Transcribe every line of the data below verbatim, keeping each character, bracket, and number unchanged.
--- START OF DATASET ---
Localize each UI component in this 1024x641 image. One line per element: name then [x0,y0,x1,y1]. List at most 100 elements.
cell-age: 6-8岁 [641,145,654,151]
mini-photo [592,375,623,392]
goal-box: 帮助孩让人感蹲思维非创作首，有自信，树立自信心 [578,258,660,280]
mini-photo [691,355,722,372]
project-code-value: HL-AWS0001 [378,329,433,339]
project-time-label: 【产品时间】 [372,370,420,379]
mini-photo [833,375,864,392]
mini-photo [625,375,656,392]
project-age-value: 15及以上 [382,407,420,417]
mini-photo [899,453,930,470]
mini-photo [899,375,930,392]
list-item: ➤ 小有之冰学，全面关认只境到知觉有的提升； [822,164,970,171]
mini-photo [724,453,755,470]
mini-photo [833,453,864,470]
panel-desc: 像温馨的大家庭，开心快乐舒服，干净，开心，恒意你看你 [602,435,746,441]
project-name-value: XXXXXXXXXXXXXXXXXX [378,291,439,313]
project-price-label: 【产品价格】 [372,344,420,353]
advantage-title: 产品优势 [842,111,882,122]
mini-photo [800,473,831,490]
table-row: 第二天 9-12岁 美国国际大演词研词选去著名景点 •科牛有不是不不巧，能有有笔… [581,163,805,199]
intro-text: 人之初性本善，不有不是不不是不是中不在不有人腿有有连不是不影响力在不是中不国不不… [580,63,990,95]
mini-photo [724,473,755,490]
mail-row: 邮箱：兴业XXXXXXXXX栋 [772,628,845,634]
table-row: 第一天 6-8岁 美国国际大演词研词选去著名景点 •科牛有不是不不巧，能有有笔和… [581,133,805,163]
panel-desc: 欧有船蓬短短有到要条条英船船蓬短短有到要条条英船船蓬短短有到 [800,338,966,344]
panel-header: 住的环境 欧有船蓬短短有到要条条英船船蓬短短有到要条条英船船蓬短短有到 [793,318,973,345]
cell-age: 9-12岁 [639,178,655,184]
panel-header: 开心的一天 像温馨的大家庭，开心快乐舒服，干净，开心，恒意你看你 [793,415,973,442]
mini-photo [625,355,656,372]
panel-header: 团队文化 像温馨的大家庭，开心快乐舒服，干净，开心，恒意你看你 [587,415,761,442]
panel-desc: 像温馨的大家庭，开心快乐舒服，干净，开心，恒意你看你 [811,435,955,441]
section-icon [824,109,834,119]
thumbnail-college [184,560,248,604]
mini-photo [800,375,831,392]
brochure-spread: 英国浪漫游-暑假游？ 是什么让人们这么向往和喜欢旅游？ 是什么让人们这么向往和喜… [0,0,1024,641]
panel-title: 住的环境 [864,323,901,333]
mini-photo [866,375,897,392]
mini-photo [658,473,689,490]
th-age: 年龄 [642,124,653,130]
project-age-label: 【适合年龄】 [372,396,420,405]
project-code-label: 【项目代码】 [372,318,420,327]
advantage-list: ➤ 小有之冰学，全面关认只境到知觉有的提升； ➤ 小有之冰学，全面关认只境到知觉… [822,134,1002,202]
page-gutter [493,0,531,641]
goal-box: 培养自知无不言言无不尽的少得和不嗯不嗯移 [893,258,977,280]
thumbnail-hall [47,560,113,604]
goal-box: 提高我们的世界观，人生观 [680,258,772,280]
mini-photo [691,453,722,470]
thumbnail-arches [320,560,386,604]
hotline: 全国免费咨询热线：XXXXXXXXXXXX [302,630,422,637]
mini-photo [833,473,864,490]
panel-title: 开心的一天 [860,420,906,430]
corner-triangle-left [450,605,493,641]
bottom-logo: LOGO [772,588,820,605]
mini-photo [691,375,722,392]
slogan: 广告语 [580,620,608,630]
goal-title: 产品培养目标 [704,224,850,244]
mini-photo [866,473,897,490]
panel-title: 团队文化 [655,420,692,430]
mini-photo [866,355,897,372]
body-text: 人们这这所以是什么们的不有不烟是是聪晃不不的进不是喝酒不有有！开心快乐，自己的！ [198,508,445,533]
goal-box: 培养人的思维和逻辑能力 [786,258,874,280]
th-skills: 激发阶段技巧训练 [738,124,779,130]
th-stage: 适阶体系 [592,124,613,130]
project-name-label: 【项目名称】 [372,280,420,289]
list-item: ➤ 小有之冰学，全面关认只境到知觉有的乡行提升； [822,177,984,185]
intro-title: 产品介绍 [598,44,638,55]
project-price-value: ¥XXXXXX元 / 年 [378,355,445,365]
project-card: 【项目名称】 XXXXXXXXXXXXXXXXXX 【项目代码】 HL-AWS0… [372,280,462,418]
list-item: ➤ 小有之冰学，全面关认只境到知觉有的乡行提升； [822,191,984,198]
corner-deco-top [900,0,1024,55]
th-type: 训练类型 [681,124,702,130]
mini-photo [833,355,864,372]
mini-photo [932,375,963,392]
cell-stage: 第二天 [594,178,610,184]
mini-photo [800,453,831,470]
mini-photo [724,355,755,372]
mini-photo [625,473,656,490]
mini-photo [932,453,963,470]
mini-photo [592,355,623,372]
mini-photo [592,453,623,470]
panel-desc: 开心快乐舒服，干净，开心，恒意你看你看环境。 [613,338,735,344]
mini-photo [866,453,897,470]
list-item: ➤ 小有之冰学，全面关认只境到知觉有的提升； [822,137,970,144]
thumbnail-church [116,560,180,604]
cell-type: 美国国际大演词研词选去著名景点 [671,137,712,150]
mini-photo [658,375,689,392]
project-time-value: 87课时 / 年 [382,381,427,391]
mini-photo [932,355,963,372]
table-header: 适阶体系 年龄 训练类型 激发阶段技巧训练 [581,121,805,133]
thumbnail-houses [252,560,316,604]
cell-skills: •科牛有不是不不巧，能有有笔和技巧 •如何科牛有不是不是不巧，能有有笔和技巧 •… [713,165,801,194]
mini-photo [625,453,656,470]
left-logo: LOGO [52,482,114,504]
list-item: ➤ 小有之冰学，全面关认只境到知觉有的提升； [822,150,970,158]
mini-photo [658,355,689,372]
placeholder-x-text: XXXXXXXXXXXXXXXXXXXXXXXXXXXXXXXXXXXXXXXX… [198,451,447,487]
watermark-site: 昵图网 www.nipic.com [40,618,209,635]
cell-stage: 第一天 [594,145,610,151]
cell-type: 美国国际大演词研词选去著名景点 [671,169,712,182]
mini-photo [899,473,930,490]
--- END OF DATASET ---
(CORRECT ANSWER)
Localize each UI component in this 1024x641 image. One line per element: name then [x0,y0,x1,y1]. List at most 100 elements.
cell-age: 6-8岁 [641,145,654,151]
mini-photo [592,375,623,392]
goal-box: 帮助孩让人感蹲思维非创作首，有自信，树立自信心 [578,258,660,280]
mini-photo [691,355,722,372]
project-code-value: HL-AWS0001 [378,329,433,339]
project-time-label: 【产品时间】 [372,370,420,379]
mini-photo [833,375,864,392]
mini-photo [625,375,656,392]
project-age-value: 15及以上 [382,407,420,417]
mini-photo [899,453,930,470]
mini-photo [899,375,930,392]
list-item: ➤ 小有之冰学，全面关认只境到知觉有的提升； [822,164,970,171]
mini-photo [724,453,755,470]
mini-photo [833,453,864,470]
panel-desc: 像温馨的大家庭，开心快乐舒服，干净，开心，恒意你看你 [602,435,746,441]
project-name-value: XXXXXXXXXXXXXXXXXX [378,291,439,313]
project-price-label: 【产品价格】 [372,344,420,353]
advantage-title: 产品优势 [842,111,882,122]
mini-photo [800,473,831,490]
table-row: 第二天 9-12岁 美国国际大演词研词选去著名景点 •科牛有不是不不巧，能有有笔… [581,163,805,199]
intro-text: 人之初性本善，不有不是不不是不是中不在不有人腿有有连不是不影响力在不是中不国不不… [580,63,990,95]
mini-photo [724,473,755,490]
mail-row: 邮箱：兴业XXXXXXXXX栋 [772,628,845,634]
table-row: 第一天 6-8岁 美国国际大演词研词选去著名景点 •科牛有不是不不巧，能有有笔和… [581,133,805,163]
panel-desc: 欧有船蓬短短有到要条条英船船蓬短短有到要条条英船船蓬短短有到 [800,338,966,344]
panel-header: 住的环境 欧有船蓬短短有到要条条英船船蓬短短有到要条条英船船蓬短短有到 [793,318,973,345]
cell-age: 9-12岁 [639,178,655,184]
panel-header: 开心的一天 像温馨的大家庭，开心快乐舒服，干净，开心，恒意你看你 [793,415,973,442]
mini-photo [625,355,656,372]
panel-header: 团队文化 像温馨的大家庭，开心快乐舒服，干净，开心，恒意你看你 [587,415,761,442]
panel-desc: 像温馨的大家庭，开心快乐舒服，干净，开心，恒意你看你 [811,435,955,441]
section-icon [824,109,834,119]
thumbnail-college [184,560,248,604]
mini-photo [800,375,831,392]
brochure-spread: 英国浪漫游-暑假游？ 是什么让人们这么向往和喜欢旅游？ 是什么让人们这么向往和喜… [0,0,1024,641]
panel-title: 住的环境 [864,323,901,333]
mini-photo [866,375,897,392]
mini-photo [658,473,689,490]
th-age: 年龄 [642,124,653,130]
project-age-label: 【适合年龄】 [372,396,420,405]
project-code-label: 【项目代码】 [372,318,420,327]
advantage-list: ➤ 小有之冰学，全面关认只境到知觉有的提升； ➤ 小有之冰学，全面关认只境到知觉… [822,134,1002,202]
page-gutter [493,0,531,641]
goal-box: 培养自知无不言言无不尽的少得和不嗯不嗯移 [893,258,977,280]
thumbnail-hall [47,560,113,604]
goal-box: 提高我们的世界观，人生观 [680,258,772,280]
mini-photo [691,453,722,470]
thumbnail-arches [320,560,386,604]
hotline: 全国免费咨询热线：XXXXXXXXXXXX [302,630,422,637]
mini-photo [833,473,864,490]
panel-title: 开心的一天 [860,420,906,430]
corner-triangle-left [450,605,493,641]
bottom-logo: LOGO [772,588,820,605]
mini-photo [691,375,722,392]
slogan: 广告语 [580,620,608,630]
goal-title: 产品培养目标 [704,224,850,244]
mini-photo [866,473,897,490]
panel-title: 团队文化 [655,420,692,430]
mini-photo [866,355,897,372]
body-text: 人们这这所以是什么们的不有不烟是是聪晃不不的进不是喝酒不有有！开心快乐，自己的！ [198,508,445,533]
goal-box: 培养人的思维和逻辑能力 [786,258,874,280]
th-skills: 激发阶段技巧训练 [738,124,779,130]
th-stage: 适阶体系 [592,124,613,130]
project-name-label: 【项目名称】 [372,280,420,289]
list-item: ➤ 小有之冰学，全面关认只境到知觉有的乡行提升； [822,177,984,185]
intro-title: 产品介绍 [598,44,638,55]
project-price-value: ¥XXXXXX元 / 年 [378,355,445,365]
project-card: 【项目名称】 XXXXXXXXXXXXXXXXXX 【项目代码】 HL-AWS0… [372,280,462,418]
list-item: ➤ 小有之冰学，全面关认只境到知觉有的乡行提升； [822,191,984,198]
corner-deco-top [900,0,1024,55]
th-type: 训练类型 [681,124,702,130]
mini-photo [833,355,864,372]
mini-photo [932,375,963,392]
cell-stage: 第二天 [594,178,610,184]
mini-photo [800,453,831,470]
mini-photo [724,355,755,372]
mini-photo [625,473,656,490]
mini-photo [932,453,963,470]
mini-photo [592,355,623,372]
mini-photo [592,453,623,470]
panel-desc: 开心快乐舒服，干净，开心，恒意你看你看环境。 [613,338,735,344]
mini-photo [866,453,897,470]
list-item: ➤ 小有之冰学，全面关认只境到知觉有的提升； [822,137,970,144]
thumbnail-church [116,560,180,604]
cell-type: 美国国际大演词研词选去著名景点 [671,137,712,150]
mini-photo [658,375,689,392]
project-time-value: 87课时 / 年 [382,381,427,391]
mini-photo [932,355,963,372]
table-header: 适阶体系 年龄 训练类型 激发阶段技巧训练 [581,121,805,133]
thumbnail-houses [252,560,316,604]
cell-skills: •科牛有不是不不巧，能有有笔和技巧 •如何科牛有不是不是不巧，能有有笔和技巧 •… [713,165,801,194]
mini-photo [625,453,656,470]
left-logo: LOGO [52,482,114,504]
list-item: ➤ 小有之冰学，全面关认只境到知觉有的提升； [822,150,970,158]
mini-photo [658,355,689,372]
placeholder-x-text: XXXXXXXXXXXXXXXXXXXXXXXXXXXXXXXXXXXXXXXX… [198,451,447,487]
watermark-site: 昵图网 www.nipic.com [40,618,209,635]
cell-stage: 第一天 [594,145,610,151]
cell-type: 美国国际大演词研词选去著名景点 [671,169,712,182]
mini-photo [899,473,930,490]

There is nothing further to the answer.